▸ **Material supplied**
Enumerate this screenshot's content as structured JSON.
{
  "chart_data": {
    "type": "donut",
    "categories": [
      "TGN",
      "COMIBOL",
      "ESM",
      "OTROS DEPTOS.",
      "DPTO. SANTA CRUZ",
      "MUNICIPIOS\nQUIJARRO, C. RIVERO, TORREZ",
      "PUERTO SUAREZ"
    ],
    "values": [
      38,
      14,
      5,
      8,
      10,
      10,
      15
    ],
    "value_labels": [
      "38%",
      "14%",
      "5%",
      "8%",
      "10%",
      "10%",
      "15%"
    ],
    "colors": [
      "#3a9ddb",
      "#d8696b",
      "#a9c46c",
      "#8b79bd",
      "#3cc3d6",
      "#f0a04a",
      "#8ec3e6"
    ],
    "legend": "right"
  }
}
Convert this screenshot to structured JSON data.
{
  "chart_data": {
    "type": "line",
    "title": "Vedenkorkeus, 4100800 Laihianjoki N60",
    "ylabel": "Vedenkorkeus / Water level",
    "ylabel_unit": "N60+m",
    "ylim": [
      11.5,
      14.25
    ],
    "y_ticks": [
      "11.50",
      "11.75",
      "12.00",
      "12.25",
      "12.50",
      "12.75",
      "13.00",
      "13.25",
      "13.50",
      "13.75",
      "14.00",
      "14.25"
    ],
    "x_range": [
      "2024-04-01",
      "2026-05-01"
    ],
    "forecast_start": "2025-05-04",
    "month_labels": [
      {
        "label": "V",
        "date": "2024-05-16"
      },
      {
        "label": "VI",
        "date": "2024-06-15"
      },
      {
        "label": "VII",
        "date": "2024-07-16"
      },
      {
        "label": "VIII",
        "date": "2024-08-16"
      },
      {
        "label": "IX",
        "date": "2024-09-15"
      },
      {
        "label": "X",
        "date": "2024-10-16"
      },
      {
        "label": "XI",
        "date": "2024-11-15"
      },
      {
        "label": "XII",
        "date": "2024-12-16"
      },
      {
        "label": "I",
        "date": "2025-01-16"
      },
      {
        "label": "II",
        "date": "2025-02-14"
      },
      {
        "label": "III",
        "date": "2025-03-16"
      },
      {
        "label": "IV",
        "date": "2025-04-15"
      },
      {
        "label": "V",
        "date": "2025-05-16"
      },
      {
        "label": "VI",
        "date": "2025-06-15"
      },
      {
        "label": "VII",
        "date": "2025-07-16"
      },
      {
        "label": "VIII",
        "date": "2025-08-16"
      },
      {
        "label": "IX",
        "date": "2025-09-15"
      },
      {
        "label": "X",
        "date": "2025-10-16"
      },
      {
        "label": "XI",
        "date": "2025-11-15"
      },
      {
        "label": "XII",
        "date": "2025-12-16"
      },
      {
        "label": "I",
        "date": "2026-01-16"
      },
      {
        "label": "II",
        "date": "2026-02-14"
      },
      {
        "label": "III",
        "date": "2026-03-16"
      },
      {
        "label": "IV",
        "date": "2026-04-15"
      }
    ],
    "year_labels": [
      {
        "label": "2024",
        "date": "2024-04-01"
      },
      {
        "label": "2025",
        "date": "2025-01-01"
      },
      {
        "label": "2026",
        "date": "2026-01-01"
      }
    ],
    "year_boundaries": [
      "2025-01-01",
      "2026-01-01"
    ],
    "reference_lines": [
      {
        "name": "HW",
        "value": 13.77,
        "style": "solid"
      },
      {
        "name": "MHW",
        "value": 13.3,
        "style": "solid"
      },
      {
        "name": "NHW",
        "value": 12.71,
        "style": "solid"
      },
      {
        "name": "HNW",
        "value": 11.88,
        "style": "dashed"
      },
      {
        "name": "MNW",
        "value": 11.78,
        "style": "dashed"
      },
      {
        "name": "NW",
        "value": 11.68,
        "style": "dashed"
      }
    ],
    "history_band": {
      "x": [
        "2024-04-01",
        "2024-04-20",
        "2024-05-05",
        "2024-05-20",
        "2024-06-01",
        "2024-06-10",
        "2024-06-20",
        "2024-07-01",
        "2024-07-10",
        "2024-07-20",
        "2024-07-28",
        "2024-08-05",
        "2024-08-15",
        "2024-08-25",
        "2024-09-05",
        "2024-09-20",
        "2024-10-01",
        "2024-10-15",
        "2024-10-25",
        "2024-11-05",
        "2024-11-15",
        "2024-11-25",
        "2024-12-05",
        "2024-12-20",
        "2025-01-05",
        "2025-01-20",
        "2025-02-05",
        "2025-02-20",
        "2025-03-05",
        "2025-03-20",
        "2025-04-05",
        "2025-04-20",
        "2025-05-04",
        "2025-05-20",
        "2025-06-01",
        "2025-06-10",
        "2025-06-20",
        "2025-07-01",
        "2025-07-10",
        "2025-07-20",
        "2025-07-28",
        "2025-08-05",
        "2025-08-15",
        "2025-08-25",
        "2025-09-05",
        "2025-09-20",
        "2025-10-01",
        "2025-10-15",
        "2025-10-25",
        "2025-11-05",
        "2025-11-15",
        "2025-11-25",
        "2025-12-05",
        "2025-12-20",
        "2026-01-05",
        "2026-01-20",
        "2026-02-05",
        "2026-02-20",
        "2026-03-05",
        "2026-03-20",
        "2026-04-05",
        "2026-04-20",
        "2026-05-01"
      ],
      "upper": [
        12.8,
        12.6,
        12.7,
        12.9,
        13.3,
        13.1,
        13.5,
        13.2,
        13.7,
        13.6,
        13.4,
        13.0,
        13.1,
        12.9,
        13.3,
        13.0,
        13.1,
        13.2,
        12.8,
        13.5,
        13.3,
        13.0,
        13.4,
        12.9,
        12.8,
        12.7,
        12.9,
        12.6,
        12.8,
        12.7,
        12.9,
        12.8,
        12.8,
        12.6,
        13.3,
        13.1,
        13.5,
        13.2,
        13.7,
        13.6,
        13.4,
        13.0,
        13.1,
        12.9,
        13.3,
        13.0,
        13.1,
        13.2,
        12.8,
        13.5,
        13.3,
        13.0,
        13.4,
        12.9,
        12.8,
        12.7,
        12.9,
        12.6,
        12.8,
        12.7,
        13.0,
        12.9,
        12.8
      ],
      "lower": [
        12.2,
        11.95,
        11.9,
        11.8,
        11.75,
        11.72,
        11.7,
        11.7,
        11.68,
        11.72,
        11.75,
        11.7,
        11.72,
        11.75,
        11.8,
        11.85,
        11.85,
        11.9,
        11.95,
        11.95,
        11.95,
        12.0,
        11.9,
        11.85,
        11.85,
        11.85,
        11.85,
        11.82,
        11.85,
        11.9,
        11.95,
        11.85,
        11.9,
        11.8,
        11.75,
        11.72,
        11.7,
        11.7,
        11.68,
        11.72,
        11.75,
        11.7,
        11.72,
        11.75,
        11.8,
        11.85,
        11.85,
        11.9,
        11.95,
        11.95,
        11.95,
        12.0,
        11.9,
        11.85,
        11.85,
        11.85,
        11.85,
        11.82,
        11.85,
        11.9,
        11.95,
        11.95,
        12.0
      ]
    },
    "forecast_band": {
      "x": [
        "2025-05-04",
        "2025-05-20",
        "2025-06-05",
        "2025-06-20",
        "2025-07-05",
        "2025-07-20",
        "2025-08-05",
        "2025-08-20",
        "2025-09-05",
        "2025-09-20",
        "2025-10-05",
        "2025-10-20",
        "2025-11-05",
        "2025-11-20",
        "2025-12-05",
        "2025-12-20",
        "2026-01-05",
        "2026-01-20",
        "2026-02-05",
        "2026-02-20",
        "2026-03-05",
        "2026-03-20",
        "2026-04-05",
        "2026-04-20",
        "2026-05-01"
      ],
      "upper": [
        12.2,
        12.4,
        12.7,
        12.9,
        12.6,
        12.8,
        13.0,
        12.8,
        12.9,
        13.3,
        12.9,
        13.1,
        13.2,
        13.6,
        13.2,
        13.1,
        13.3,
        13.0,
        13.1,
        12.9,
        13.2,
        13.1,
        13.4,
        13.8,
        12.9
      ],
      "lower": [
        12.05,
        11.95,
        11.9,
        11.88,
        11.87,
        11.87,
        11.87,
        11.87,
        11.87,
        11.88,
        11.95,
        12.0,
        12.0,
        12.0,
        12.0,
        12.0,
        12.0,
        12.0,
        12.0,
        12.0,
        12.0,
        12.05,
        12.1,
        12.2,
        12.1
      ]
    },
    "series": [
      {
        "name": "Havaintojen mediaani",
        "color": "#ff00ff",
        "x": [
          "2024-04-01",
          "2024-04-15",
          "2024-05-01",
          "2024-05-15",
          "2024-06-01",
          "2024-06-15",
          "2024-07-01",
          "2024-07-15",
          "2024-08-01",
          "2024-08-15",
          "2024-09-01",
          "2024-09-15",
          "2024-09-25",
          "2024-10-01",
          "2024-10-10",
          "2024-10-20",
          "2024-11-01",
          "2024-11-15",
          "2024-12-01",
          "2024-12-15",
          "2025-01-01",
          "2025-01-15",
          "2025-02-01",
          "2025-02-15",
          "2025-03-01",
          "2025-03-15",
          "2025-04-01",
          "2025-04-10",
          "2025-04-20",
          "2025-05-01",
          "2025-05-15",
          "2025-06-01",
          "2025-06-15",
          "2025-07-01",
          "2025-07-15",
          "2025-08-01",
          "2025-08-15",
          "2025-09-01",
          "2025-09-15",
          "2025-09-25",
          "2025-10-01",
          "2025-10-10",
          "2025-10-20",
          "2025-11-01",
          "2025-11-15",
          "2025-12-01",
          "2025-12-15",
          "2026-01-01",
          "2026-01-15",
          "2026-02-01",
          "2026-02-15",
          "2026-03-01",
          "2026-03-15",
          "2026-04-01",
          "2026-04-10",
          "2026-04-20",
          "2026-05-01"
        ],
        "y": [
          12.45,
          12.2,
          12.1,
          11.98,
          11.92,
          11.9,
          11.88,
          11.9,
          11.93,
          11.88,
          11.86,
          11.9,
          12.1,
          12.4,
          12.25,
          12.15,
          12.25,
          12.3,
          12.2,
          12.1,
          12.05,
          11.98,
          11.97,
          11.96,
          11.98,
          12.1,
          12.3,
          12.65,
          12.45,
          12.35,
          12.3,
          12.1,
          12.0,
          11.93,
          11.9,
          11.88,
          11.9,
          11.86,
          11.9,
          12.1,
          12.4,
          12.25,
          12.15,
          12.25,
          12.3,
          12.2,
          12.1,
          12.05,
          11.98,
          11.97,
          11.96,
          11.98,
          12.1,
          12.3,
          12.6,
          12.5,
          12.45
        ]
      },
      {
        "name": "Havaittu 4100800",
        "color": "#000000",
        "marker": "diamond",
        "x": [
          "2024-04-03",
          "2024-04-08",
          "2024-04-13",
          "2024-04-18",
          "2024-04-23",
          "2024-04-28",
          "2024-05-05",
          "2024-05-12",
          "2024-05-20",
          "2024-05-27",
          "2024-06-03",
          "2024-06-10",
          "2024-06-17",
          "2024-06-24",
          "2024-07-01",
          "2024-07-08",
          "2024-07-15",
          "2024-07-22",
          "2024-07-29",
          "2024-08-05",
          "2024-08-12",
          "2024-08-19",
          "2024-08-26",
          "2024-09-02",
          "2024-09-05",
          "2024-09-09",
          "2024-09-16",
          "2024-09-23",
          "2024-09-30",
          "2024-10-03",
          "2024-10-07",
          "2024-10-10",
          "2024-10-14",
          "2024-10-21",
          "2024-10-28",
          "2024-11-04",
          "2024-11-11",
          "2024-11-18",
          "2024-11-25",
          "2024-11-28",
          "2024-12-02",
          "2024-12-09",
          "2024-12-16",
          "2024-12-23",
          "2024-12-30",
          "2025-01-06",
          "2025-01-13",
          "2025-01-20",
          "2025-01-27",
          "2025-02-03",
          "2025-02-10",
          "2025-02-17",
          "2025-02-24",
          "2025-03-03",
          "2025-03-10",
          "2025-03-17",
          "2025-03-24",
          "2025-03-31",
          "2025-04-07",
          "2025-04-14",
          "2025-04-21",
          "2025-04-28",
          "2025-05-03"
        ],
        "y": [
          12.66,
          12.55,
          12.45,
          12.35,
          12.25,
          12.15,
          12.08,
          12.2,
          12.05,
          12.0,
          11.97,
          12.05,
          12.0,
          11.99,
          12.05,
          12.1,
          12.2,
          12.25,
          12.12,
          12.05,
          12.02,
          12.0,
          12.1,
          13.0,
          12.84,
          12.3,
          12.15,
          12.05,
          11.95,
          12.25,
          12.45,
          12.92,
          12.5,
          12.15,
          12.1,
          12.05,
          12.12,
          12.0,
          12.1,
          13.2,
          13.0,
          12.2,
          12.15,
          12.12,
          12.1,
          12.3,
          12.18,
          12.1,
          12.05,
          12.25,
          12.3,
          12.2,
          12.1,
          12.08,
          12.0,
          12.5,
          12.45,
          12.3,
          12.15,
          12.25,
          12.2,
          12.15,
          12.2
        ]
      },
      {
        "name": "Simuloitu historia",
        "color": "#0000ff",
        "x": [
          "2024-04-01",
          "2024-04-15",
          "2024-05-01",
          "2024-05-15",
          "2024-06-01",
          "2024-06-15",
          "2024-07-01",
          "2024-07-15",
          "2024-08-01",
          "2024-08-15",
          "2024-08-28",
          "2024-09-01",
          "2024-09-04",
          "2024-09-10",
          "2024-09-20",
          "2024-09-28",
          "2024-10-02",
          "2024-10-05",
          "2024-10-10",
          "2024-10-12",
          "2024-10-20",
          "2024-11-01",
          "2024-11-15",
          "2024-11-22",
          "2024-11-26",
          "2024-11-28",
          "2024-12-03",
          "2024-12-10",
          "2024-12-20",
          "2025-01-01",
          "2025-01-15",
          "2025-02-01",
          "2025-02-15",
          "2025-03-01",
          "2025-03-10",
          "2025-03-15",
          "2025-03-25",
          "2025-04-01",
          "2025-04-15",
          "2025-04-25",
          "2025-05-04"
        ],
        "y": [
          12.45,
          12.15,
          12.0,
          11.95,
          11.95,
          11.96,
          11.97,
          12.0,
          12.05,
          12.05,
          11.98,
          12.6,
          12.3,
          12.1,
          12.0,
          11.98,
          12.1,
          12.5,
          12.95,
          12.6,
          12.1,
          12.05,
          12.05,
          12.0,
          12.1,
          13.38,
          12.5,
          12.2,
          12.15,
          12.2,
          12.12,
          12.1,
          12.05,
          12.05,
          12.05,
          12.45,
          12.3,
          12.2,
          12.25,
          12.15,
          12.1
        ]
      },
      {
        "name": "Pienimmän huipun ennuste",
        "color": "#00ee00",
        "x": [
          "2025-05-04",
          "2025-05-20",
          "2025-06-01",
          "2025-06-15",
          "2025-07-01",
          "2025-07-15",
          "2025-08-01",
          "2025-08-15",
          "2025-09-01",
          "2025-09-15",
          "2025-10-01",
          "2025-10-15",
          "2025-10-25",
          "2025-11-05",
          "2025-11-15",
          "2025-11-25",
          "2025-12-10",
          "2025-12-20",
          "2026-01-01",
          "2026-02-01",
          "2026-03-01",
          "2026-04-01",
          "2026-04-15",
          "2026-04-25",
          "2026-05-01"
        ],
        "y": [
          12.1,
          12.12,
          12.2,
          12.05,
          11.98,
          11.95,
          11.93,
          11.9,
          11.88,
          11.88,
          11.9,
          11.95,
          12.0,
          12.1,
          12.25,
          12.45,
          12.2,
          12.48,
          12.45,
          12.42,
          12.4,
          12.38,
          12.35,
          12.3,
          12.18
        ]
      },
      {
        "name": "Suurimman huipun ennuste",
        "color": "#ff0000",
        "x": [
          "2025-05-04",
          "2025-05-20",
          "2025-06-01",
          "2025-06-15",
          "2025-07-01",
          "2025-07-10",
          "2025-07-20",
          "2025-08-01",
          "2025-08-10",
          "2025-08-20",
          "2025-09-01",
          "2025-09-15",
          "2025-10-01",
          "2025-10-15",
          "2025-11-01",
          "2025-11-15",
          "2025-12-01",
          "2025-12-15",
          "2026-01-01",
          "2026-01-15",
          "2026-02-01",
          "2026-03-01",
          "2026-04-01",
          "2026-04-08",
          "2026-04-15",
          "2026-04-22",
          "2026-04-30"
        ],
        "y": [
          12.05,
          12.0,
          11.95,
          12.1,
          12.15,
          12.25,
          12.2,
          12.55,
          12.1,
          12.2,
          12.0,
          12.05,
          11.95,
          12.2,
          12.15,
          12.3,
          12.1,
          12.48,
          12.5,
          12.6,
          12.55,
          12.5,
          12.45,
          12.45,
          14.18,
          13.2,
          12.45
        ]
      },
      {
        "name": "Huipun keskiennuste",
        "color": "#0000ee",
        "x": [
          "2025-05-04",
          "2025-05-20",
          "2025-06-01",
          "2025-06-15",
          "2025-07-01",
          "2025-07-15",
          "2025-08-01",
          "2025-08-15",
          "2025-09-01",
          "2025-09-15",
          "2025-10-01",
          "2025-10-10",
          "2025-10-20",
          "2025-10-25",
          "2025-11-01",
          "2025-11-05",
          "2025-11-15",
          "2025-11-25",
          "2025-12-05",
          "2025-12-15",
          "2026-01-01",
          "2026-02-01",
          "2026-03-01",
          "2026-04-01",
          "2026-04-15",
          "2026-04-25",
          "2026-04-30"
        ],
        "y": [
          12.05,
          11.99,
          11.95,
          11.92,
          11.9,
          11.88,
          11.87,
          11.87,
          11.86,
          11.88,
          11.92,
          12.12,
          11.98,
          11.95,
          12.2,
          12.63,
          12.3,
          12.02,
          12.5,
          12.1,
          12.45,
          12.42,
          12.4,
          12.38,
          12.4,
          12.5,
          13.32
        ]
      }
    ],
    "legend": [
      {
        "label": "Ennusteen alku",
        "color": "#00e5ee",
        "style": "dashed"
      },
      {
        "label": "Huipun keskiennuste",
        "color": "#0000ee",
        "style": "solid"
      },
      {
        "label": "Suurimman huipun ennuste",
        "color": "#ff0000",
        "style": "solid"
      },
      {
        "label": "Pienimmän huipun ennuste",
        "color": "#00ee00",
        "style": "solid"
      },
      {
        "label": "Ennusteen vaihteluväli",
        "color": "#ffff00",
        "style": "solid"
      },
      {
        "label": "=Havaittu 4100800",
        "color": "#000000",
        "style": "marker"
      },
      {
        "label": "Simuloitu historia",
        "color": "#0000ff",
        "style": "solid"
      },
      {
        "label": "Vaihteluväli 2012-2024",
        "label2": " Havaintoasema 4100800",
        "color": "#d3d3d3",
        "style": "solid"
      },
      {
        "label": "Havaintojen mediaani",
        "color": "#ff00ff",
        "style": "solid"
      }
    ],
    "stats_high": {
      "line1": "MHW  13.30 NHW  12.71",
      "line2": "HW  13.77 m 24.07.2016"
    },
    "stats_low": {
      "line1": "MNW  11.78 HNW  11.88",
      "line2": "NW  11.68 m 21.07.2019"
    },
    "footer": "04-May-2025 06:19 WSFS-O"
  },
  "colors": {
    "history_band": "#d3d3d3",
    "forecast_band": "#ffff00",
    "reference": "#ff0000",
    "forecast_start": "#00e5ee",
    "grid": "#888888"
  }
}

▸ **Written request**
Copy out each line of the listing that holds "structured".

▸ **Response to the exercise**
Enumerate this screenshot's content as structured JSON.
Convert this screenshot to structured JSON data.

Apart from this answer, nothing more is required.